--- START INPUT FOR THIS TASK ---

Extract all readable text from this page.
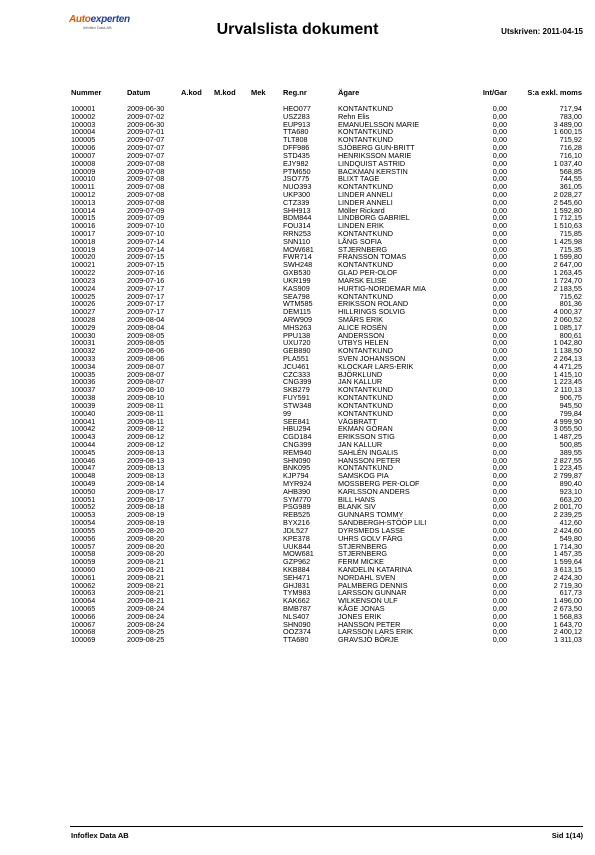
Autoexperten
Infoflex Data AB	Urvalslista dokument	Utskriven: 2011-04-15
Nummer	Datum	A.kod M.kod Mek Reg.nr	Ägare	Int/Gar	S:a exkl. moms
100001	2009-06-30	HEO077	KONTANTKUND	0,00	717,94
100002	2009-07-02	USZ283	Rehn Elis	0,00	783,00
100003	2009-06-30	EUP913	EMANUELSSON MARIE	0,00	3 489,00
100004	2009-07-01	TTA680	KONTANTKUND	0,00	1 600,15
100005	2009-07-07	TLT808	KONTANTKUND	0,00	715,92
100006	2009-07-07	DFF986	SJÖBERG GUN-BRITT	0,00	716,28
100007	2009-07-07	STD435	HENRIKSSON MARIE	0,00	716,10
100008	2009-07-08	EJY982	LINDQUIST ASTRID	0,00	1 037,40
100009	2009-07-08	PTM650	BACKMAN KERSTIN	0,00	568,85
100010	2009-07-08	JSO775	BLIXT TAGE	0,00	744,55
100011	2009-07-08	NUO393	KONTANTKUND	0,00	361,05
100012	2009-07-08	UKP300	LINDER ANNELI	0,00	2 028,27
100013	2009-07-08	CTZ339	LINDER ANNELI	0,00	2 545,60
100014	2009-07-09	SHH913	Möller Rickard	0,00	1 592,80
100015	2009-07-09	BDM844	LINDBORG GABRIEL	0,00	1 712,15
100016	2009-07-10	FOU314	LINDEN ERIK	0,00	1 510,63
100017	2009-07-10	RRN253	KONTANTKUND	0,00	715,85
100018	2009-07-14	SNN110	LÅNG SOFIA	0,00	1 425,98
100019	2009-07-14	MOW681	STJERNBERG	0,00	715,35
100020	2009-07-15	FWR714	FRANSSON TOMAS	0,00	1 599,80
100021	2009-07-15	SWH248	KONTANTKUND	0,00	2 647,00
100022	2009-07-16	GXB530	GLAD PER-OLOF	0,00	1 263,45
100023	2009-07-16	UKR199	MARSK ELISE	0,00	1 724,70
100024	2009-07-17	KAS909	HURTIG-NORDEMAR MIA	0,00	2 183,55
100025	2009-07-17	SEA798	KONTANTKUND	0,00	715,62
100026	2009-07-17	WTM585	ERIKSSON ROLAND	0,00	801,36
100027	2009-07-17	DEM115	HILLRINGS SOLVIG	0,00	4 000,37
100028	2009-08-04	ARW909	SMÄRS ERIK	0,00	2 060,52
100029	2009-08-04	MHS263	ALICE ROSÉN	0,00	1 085,17
100030	2009-08-05	PPU138	ANDERSSON	0,00	800,61
100031	2009-08-05	UXU720	UTBYS HELEN	0,00	1 042,80
100032	2009-08-06	GEB890	KONTANTKUND	0,00	1 138,50
100033	2009-08-06	PLA551	SVEN JOHANSSON	0,00	2 264,13
100034	2009-08-07	JCU461	KLOCKAR LARS-ERIK	0,00	4 471,25
100035	2009-08-07	CZC333	BJÖRKLUND	0,00	1 415,10
100036	2009-08-07	CNG399	JAN KALLUR	0,00	1 223,45
100037	2009-08-10	SKB279	KONTANTKUND	0,00	2 110,13
100038	2009-08-10	FUY591	KONTANTKUND	0,00	906,75
100039	2009-08-11	STW348	KONTANTKUND	0,00	945,50
100040	2009-08-11	99	KONTANTKUND	0,00	799,84
100041	2009-08-11	SEE841	VÄGBRATT	0,00	4 999,90
100042	2009-08-12	HBU294	EKMAN GÖRAN	0,00	3 055,50
100043	2009-08-12	CGD184	ERIKSSON STIG	0,00	1 487,25
100044	2009-08-12	CNG399	JAN KALLUR	0,00	500,85
100045	2009-08-13	REM940	SAHLÉN INGALIS	0,00	389,55
100046	2009-08-13	SHN090	HANSSON PETER	0,00	2 827,55
100047	2009-08-13	BNK095	KONTANTKUND	0,00	1 223,45
100048	2009-08-13	KJP794	SAMSKOG PIA	0,00	2 799,87
100049	2009-08-14	MYR924	MOSSBERG PER-OLOF	0,00	890,40
100050	2009-08-17	AHB390	KARLSSON ANDERS	0,00	923,10
100051	2009-08-17	SYM770	BILL HANS	0,00	663,20
100052	2009-08-18	PSG989	BLANK SIV	0,00	2 001,70
100053	2009-08-19	REB525	GUNNARS TOMMY	0,00	2 239,25
100054	2009-08-19	BYX216	SANDBERGH-STÖÖP LILI	0,00	412,60
100055	2009-08-20	JDL527	DYRSMEDS LASSE	0,00	2 424,60
100056	2009-08-20	KPE378	UHRS GOLV FÄRG	0,00	549,80
100057	2009-08-20	UUK844	STJERNBERG	0,00	1 714,30
100058	2009-08-20	MOW681	STJERNBERG	0,00	1 457,35
100059	2009-08-21	GZP962	FERM MICKE	0,00	1 599,64
100060	2009-08-21	KKB884	KANDELIN KATARINA	0,00	3 613,15
100061	2009-08-21	SEH471	NORDAHL SVEN	0,00	2 424,30
100062	2009-08-21	GHJ831	PALMBERG DENNIS	0,00	2 719,30
100063	2009-08-21	TYM983	LARSSON GUNNAR	0,00	617,73
100064	2009-08-21	KAK662	WILKENSON ULF	0,00	1 496,00
100065	2009-08-24	BMB787	KÅGE JONAS	0,00	2 673,50
100066	2009-08-24	NLS407	JONES ERIK	0,00	1 568,83
100067	2009-08-24	SHN090	HANSSON PETER	0,00	1 643,70
100068	2009-08-25	OOZ374	LARSSON LARS ERIK	0,00	2 400,12
100069	2009-08-25	TTA680	GRAVSJÖ BÖRJE	0,00	1 311,03
Infoflex Data AB	Sid 1(14)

--- END INPUT FOR THIS TASK ---

# [WORK REQUIRED]
Transcribe all of the entries word for word, but skip any pictures they contain.

# [EXERCISE RESPONSE]
Extract all readable text from this page.
Autoexperten
Infoflex Data AB	Urvalslista dokument	Utskriven: 2011-04-15
Nummer	Datum	A.kod M.kod Mek Reg.nr	Ägare	Int/Gar	S:a exkl. moms
100001	2009-06-30	HEO077	KONTANTKUND	0,00	717,94
100002	2009-07-02	USZ283	Rehn Elis	0,00	783,00
100003	2009-06-30	EUP913	EMANUELSSON MARIE	0,00	3 489,00
100004	2009-07-01	TTA680	KONTANTKUND	0,00	1 600,15
100005	2009-07-07	TLT808	KONTANTKUND	0,00	715,92
100006	2009-07-07	DFF986	SJÖBERG GUN-BRITT	0,00	716,28
100007	2009-07-07	STD435	HENRIKSSON MARIE	0,00	716,10
100008	2009-07-08	EJY982	LINDQUIST ASTRID	0,00	1 037,40
100009	2009-07-08	PTM650	BACKMAN KERSTIN	0,00	568,85
100010	2009-07-08	JSO775	BLIXT TAGE	0,00	744,55
100011	2009-07-08	NUO393	KONTANTKUND	0,00	361,05
100012	2009-07-08	UKP300	LINDER ANNELI	0,00	2 028,27
100013	2009-07-08	CTZ339	LINDER ANNELI	0,00	2 545,60
100014	2009-07-09	SHH913	Möller Rickard	0,00	1 592,80
100015	2009-07-09	BDM844	LINDBORG GABRIEL	0,00	1 712,15
100016	2009-07-10	FOU314	LINDEN ERIK	0,00	1 510,63
100017	2009-07-10	RRN253	KONTANTKUND	0,00	715,85
100018	2009-07-14	SNN110	LÅNG SOFIA	0,00	1 425,98
100019	2009-07-14	MOW681	STJERNBERG	0,00	715,35
100020	2009-07-15	FWR714	FRANSSON TOMAS	0,00	1 599,80
100021	2009-07-15	SWH248	KONTANTKUND	0,00	2 647,00
100022	2009-07-16	GXB530	GLAD PER-OLOF	0,00	1 263,45
100023	2009-07-16	UKR199	MARSK ELISE	0,00	1 724,70
100024	2009-07-17	KAS909	HURTIG-NORDEMAR MIA	0,00	2 183,55
100025	2009-07-17	SEA798	KONTANTKUND	0,00	715,62
100026	2009-07-17	WTM585	ERIKSSON ROLAND	0,00	801,36
100027	2009-07-17	DEM115	HILLRINGS SOLVIG	0,00	4 000,37
100028	2009-08-04	ARW909	SMÄRS ERIK	0,00	2 060,52
100029	2009-08-04	MHS263	ALICE ROSÉN	0,00	1 085,17
100030	2009-08-05	PPU138	ANDERSSON	0,00	800,61
100031	2009-08-05	UXU720	UTBYS HELEN	0,00	1 042,80
100032	2009-08-06	GEB890	KONTANTKUND	0,00	1 138,50
100033	2009-08-06	PLA551	SVEN JOHANSSON	0,00	2 264,13
100034	2009-08-07	JCU461	KLOCKAR LARS-ERIK	0,00	4 471,25
100035	2009-08-07	CZC333	BJÖRKLUND	0,00	1 415,10
100036	2009-08-07	CNG399	JAN KALLUR	0,00	1 223,45
100037	2009-08-10	SKB279	KONTANTKUND	0,00	2 110,13
100038	2009-08-10	FUY591	KONTANTKUND	0,00	906,75
100039	2009-08-11	STW348	KONTANTKUND	0,00	945,50
100040	2009-08-11	99	KONTANTKUND	0,00	799,84
100041	2009-08-11	SEE841	VÄGBRATT	0,00	4 999,90
100042	2009-08-12	HBU294	EKMAN GÖRAN	0,00	3 055,50
100043	2009-08-12	CGD184	ERIKSSON STIG	0,00	1 487,25
100044	2009-08-12	CNG399	JAN KALLUR	0,00	500,85
100045	2009-08-13	REM940	SAHLÉN INGALIS	0,00	389,55
100046	2009-08-13	SHN090	HANSSON PETER	0,00	2 827,55
100047	2009-08-13	BNK095	KONTANTKUND	0,00	1 223,45
100048	2009-08-13	KJP794	SAMSKOG PIA	0,00	2 799,87
100049	2009-08-14	MYR924	MOSSBERG PER-OLOF	0,00	890,40
100050	2009-08-17	AHB390	KARLSSON ANDERS	0,00	923,10
100051	2009-08-17	SYM770	BILL HANS	0,00	663,20
100052	2009-08-18	PSG989	BLANK SIV	0,00	2 001,70
100053	2009-08-19	REB525	GUNNARS TOMMY	0,00	2 239,25
100054	2009-08-19	BYX216	SANDBERGH-STÖÖP LILI	0,00	412,60
100055	2009-08-20	JDL527	DYRSMEDS LASSE	0,00	2 424,60
100056	2009-08-20	KPE378	UHRS GOLV FÄRG	0,00	549,80
100057	2009-08-20	UUK844	STJERNBERG	0,00	1 714,30
100058	2009-08-20	MOW681	STJERNBERG	0,00	1 457,35
100059	2009-08-21	GZP962	FERM MICKE	0,00	1 599,64
100060	2009-08-21	KKB884	KANDELIN KATARINA	0,00	3 613,15
100061	2009-08-21	SEH471	NORDAHL SVEN	0,00	2 424,30
100062	2009-08-21	GHJ831	PALMBERG DENNIS	0,00	2 719,30
100063	2009-08-21	TYM983	LARSSON GUNNAR	0,00	617,73
100064	2009-08-21	KAK662	WILKENSON ULF	0,00	1 496,00
100065	2009-08-24	BMB787	KÅGE JONAS	0,00	2 673,50
100066	2009-08-24	NLS407	JONES ERIK	0,00	1 568,83
100067	2009-08-24	SHN090	HANSSON PETER	0,00	1 643,70
100068	2009-08-25	OOZ374	LARSSON LARS ERIK	0,00	2 400,12
100069	2009-08-25	TTA680	GRAVSJÖ BÖRJE	0,00	1 311,03
Infoflex Data AB	Sid 1(14)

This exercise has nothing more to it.